-- Begin Working data --

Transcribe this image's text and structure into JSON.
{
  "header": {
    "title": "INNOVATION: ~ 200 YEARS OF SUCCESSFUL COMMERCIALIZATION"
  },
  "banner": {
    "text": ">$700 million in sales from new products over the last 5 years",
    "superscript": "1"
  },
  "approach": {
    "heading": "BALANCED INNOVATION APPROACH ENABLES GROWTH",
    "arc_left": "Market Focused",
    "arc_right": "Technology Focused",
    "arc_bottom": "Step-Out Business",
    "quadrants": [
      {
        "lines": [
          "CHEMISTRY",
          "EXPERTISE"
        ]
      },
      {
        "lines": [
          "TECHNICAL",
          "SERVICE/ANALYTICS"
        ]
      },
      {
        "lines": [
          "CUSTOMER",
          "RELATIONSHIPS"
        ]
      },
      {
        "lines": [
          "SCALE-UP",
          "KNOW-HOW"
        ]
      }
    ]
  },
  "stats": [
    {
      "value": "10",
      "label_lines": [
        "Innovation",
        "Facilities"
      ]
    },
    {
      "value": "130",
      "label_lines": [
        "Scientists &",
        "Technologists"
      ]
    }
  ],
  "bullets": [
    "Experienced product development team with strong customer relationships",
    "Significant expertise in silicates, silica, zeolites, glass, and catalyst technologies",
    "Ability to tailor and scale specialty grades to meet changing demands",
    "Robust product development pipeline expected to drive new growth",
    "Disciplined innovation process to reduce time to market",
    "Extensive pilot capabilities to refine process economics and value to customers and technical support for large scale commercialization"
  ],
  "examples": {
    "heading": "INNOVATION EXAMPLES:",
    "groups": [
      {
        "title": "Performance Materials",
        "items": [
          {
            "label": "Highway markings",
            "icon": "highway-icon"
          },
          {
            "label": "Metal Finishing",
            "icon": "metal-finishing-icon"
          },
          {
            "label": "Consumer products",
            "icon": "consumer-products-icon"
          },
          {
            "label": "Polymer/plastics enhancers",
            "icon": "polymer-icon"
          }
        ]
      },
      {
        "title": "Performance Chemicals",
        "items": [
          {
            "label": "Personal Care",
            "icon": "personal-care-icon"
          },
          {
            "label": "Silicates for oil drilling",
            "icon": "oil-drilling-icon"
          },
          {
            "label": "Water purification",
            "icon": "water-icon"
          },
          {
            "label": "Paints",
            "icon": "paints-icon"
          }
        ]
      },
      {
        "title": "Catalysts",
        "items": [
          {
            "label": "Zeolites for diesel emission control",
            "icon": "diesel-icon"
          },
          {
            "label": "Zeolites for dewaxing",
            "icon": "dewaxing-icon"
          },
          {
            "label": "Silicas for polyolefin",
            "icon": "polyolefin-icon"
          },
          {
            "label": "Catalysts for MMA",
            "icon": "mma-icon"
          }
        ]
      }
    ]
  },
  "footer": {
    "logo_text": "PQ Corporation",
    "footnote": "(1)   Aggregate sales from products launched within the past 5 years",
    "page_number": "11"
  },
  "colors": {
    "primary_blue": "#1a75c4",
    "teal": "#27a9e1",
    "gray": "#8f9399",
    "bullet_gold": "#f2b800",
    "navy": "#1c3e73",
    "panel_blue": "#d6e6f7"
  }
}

-- End Working data --

> _Given instruction_:
Make an exact copy of the records.

> _The response_:
Transcribe this image's text and structure into JSON.
{
  "header": {
    "title": "INNOVATION: ~ 200 YEARS OF SUCCESSFUL COMMERCIALIZATION"
  },
  "banner": {
    "text": ">$700 million in sales from new products over the last 5 years",
    "superscript": "1"
  },
  "approach": {
    "heading": "BALANCED INNOVATION APPROACH ENABLES GROWTH",
    "arc_left": "Market Focused",
    "arc_right": "Technology Focused",
    "arc_bottom": "Step-Out Business",
    "quadrants": [
      {
        "lines": [
          "CHEMISTRY",
          "EXPERTISE"
        ]
      },
      {
        "lines": [
          "TECHNICAL",
          "SERVICE/ANALYTICS"
        ]
      },
      {
        "lines": [
          "CUSTOMER",
          "RELATIONSHIPS"
        ]
      },
      {
        "lines": [
          "SCALE-UP",
          "KNOW-HOW"
        ]
      }
    ]
  },
  "stats": [
    {
      "value": "10",
      "label_lines": [
        "Innovation",
        "Facilities"
      ]
    },
    {
      "value": "130",
      "label_lines": [
        "Scientists &",
        "Technologists"
      ]
    }
  ],
  "bullets": [
    "Experienced product development team with strong customer relationships",
    "Significant expertise in silicates, silica, zeolites, glass, and catalyst technologies",
    "Ability to tailor and scale specialty grades to meet changing demands",
    "Robust product development pipeline expected to drive new growth",
    "Disciplined innovation process to reduce time to market",
    "Extensive pilot capabilities to refine process economics and value to customers and technical support for large scale commercialization"
  ],
  "examples": {
    "heading": "INNOVATION EXAMPLES:",
    "groups": [
      {
        "title": "Performance Materials",
        "items": [
          {
            "label": "Highway markings",
            "icon": "highway-icon"
          },
          {
            "label": "Metal Finishing",
            "icon": "metal-finishing-icon"
          },
          {
            "label": "Consumer products",
            "icon": "consumer-products-icon"
          },
          {
            "label": "Polymer/plastics enhancers",
            "icon": "polymer-icon"
          }
        ]
      },
      {
        "title": "Performance Chemicals",
        "items": [
          {
            "label": "Personal Care",
            "icon": "personal-care-icon"
          },
          {
            "label": "Silicates for oil drilling",
            "icon": "oil-drilling-icon"
          },
          {
            "label": "Water purification",
            "icon": "water-icon"
          },
          {
            "label": "Paints",
            "icon": "paints-icon"
          }
        ]
      },
      {
        "title": "Catalysts",
        "items": [
          {
            "label": "Zeolites for diesel emission control",
            "icon": "diesel-icon"
          },
          {
            "label": "Zeolites for dewaxing",
            "icon": "dewaxing-icon"
          },
          {
            "label": "Silicas for polyolefin",
            "icon": "polyolefin-icon"
          },
          {
            "label": "Catalysts for MMA",
            "icon": "mma-icon"
          }
        ]
      }
    ]
  },
  "footer": {
    "logo_text": "PQ Corporation",
    "footnote": "(1)   Aggregate sales from products launched within the past 5 years",
    "page_number": "11"
  },
  "colors": {
    "primary_blue": "#1a75c4",
    "teal": "#27a9e1",
    "gray": "#8f9399",
    "bullet_gold": "#f2b800",
    "navy": "#1c3e73",
    "panel_blue": "#d6e6f7"
  }
}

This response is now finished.